● Stated goal
Give the entries again exactly, every one of them.

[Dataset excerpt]
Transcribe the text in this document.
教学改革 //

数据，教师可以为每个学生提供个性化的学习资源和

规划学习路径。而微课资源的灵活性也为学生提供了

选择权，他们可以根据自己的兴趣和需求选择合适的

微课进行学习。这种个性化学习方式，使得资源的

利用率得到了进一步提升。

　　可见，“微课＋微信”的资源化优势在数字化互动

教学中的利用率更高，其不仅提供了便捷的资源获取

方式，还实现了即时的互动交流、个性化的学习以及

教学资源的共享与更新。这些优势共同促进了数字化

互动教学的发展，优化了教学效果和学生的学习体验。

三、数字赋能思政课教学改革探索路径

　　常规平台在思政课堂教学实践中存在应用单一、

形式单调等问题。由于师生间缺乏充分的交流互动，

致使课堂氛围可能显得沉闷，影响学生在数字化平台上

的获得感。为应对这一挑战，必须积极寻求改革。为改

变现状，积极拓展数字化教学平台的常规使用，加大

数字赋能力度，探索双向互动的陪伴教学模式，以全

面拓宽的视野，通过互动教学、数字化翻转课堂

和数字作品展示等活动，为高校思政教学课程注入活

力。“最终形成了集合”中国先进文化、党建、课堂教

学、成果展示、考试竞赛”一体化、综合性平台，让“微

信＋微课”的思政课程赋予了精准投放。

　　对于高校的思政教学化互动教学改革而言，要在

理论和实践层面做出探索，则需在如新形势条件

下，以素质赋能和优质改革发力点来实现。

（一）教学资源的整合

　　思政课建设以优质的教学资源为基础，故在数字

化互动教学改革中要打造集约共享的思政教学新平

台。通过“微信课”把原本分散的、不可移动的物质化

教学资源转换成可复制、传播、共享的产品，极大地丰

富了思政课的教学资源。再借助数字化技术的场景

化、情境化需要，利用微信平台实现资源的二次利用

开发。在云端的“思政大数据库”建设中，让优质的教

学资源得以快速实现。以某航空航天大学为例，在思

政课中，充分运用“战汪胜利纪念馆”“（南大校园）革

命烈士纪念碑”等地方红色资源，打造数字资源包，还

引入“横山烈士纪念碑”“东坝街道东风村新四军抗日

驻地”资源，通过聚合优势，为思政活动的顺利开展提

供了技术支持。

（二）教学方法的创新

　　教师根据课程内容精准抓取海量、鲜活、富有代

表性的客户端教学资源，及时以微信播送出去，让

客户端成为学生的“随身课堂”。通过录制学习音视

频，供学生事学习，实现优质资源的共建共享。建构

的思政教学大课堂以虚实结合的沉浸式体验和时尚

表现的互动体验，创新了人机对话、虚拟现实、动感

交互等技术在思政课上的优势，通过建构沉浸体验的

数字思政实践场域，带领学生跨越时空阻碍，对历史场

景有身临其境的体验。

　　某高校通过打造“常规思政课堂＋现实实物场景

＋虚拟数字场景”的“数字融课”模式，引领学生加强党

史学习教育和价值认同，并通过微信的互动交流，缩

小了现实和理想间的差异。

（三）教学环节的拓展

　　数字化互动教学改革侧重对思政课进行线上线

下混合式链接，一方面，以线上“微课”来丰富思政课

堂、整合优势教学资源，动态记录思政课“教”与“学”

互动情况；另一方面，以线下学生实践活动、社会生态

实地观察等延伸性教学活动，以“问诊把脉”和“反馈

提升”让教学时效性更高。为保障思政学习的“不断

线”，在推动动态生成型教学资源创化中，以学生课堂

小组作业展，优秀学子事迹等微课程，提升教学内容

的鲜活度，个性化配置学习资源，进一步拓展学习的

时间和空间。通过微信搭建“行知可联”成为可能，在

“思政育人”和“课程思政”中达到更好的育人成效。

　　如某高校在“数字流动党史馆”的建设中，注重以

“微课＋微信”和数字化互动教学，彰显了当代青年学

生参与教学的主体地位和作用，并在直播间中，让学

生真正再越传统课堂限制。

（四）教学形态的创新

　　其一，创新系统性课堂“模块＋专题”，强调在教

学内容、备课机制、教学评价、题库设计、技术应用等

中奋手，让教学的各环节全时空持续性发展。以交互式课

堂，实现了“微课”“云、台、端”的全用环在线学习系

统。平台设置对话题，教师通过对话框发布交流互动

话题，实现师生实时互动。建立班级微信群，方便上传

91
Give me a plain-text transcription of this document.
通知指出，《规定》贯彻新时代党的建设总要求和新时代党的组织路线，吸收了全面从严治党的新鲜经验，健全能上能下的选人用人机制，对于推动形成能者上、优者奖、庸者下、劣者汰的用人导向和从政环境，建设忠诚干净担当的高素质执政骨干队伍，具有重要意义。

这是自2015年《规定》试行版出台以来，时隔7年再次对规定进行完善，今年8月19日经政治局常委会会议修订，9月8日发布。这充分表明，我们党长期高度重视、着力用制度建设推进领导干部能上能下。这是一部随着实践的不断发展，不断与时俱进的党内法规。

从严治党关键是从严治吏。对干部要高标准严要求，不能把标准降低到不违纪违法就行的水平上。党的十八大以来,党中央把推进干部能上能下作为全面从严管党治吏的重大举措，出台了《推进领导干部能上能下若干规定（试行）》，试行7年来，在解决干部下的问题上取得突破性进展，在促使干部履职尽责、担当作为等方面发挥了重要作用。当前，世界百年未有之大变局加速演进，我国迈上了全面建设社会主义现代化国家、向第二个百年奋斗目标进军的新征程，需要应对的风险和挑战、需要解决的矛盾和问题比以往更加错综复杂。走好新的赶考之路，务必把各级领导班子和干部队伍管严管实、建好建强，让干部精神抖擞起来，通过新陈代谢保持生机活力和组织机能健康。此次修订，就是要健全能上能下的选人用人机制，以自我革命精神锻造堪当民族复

● Completed task
Transcribe the text in this document.
教学改革 //

数据，教师可以为每个学生提供个性化的学习资源和

规划学习路径。而微课资源的灵活性也为学生提供了

选择权，他们可以根据自己的兴趣和需求选择合适的

微课进行学习。这种个性化学习方式，使得资源的

利用率得到了进一步提升。

　　可见，“微课＋微信”的资源化优势在数字化互动

教学中的利用率更高，其不仅提供了便捷的资源获取

方式，还实现了即时的互动交流、个性化的学习以及

教学资源的共享与更新。这些优势共同促进了数字化

互动教学的发展，优化了教学效果和学生的学习体验。

三、数字赋能思政课教学改革探索路径

　　常规平台在思政课堂教学实践中存在应用单一、

形式单调等问题。由于师生间缺乏充分的交流互动，

致使课堂氛围可能显得沉闷，影响学生在数字化平台上

的获得感。为应对这一挑战，必须积极寻求改革。为改

变现状，积极拓展数字化教学平台的常规使用，加大

数字赋能力度，探索双向互动的陪伴教学模式，以全

面拓宽的视野，通过互动教学、数字化翻转课堂

和数字作品展示等活动，为高校思政教学课程注入活

力。“最终形成了集合”中国先进文化、党建、课堂教

学、成果展示、考试竞赛”一体化、综合性平台，让“微

信＋微课”的思政课程赋予了精准投放。

　　对于高校的思政教学化互动教学改革而言，要在

理论和实践层面做出探索，则需在如新形势条件

下，以素质赋能和优质改革发力点来实现。

（一）教学资源的整合

　　思政课建设以优质的教学资源为基础，故在数字

化互动教学改革中要打造集约共享的思政教学新平

台。通过“微信课”把原本分散的、不可移动的物质化

教学资源转换成可复制、传播、共享的产品，极大地丰

富了思政课的教学资源。再借助数字化技术的场景

化、情境化需要，利用微信平台实现资源的二次利用

开发。在云端的“思政大数据库”建设中，让优质的教

学资源得以快速实现。以某航空航天大学为例，在思

政课中，充分运用“战汪胜利纪念馆”“（南大校园）革

命烈士纪念碑”等地方红色资源，打造数字资源包，还

引入“横山烈士纪念碑”“东坝街道东风村新四军抗日

驻地”资源，通过聚合优势，为思政活动的顺利开展提

供了技术支持。

（二）教学方法的创新

　　教师根据课程内容精准抓取海量、鲜活、富有代

表性的客户端教学资源，及时以微信播送出去，让

客户端成为学生的“随身课堂”。通过录制学习音视

频，供学生事学习，实现优质资源的共建共享。建构

的思政教学大课堂以虚实结合的沉浸式体验和时尚

表现的互动体验，创新了人机对话、虚拟现实、动感

交互等技术在思政课上的优势，通过建构沉浸体验的

数字思政实践场域，带领学生跨越时空阻碍，对历史场

景有身临其境的体验。

　　某高校通过打造“常规思政课堂＋现实实物场景

＋虚拟数字场景”的“数字融课”模式，引领学生加强党

史学习教育和价值认同，并通过微信的互动交流，缩

小了现实和理想间的差异。

（三）教学环节的拓展

　　数字化互动教学改革侧重对思政课进行线上线

下混合式链接，一方面，以线上“微课”来丰富思政课

堂、整合优势教学资源，动态记录思政课“教”与“学”

互动情况；另一方面，以线下学生实践活动、社会生态

实地观察等延伸性教学活动，以“问诊把脉”和“反馈

提升”让教学时效性更高。为保障思政学习的“不断

线”，在推动动态生成型教学资源创化中，以学生课堂

小组作业展，优秀学子事迹等微课程，提升教学内容

的鲜活度，个性化配置学习资源，进一步拓展学习的

时间和空间。通过微信搭建“行知可联”成为可能，在

“思政育人”和“课程思政”中达到更好的育人成效。

　　如某高校在“数字流动党史馆”的建设中，注重以

“微课＋微信”和数字化互动教学，彰显了当代青年学

生参与教学的主体地位和作用，并在直播间中，让学

生真正再越传统课堂限制。

（四）教学形态的创新

　　其一，创新系统性课堂“模块＋专题”，强调在教

学内容、备课机制、教学评价、题库设计、技术应用等

中奋手，让教学的各环节全时空持续性发展。以交互式课

堂，实现了“微课”“云、台、端”的全用环在线学习系

统。平台设置对话题，教师通过对话框发布交流互动

话题，实现师生实时互动。建立班级微信群，方便上传

91
Give me a plain-text transcription of this document.
通知指出，《规定》贯彻新时代党的建设总要求和新时代党的组织路线，吸收了全面从严治党的新鲜经验，健全能上能下的选人用人机制，对于推动形成能者上、优者奖、庸者下、劣者汰的用人导向和从政环境，建设忠诚干净担当的高素质执政骨干队伍，具有重要意义。

这是自2015年《规定》试行版出台以来，时隔7年再次对规定进行完善，今年8月19日经政治局常委会会议修订，9月8日发布。这充分表明，我们党长期高度重视、着力用制度建设推进领导干部能上能下。这是一部随着实践的不断发展，不断与时俱进的党内法规。

从严治党关键是从严治吏。对干部要高标准严要求，不能把标准降低到不违纪违法就行的水平上。党的十八大以来,党中央把推进干部能上能下作为全面从严管党治吏的重大举措，出台了《推进领导干部能上能下若干规定（试行）》，试行7年来，在解决干部下的问题上取得突破性进展，在促使干部履职尽责、担当作为等方面发挥了重要作用。当前，世界百年未有之大变局加速演进，我国迈上了全面建设社会主义现代化国家、向第二个百年奋斗目标进军的新征程，需要应对的风险和挑战、需要解决的矛盾和问题比以往更加错综复杂。走好新的赶考之路，务必把各级领导班子和干部队伍管严管实、建好建强，让干部精神抖擞起来，通过新陈代谢保持生机活力和组织机能健康。此次修订，就是要健全能上能下的选人用人机制，以自我革命精神锻造堪当民族复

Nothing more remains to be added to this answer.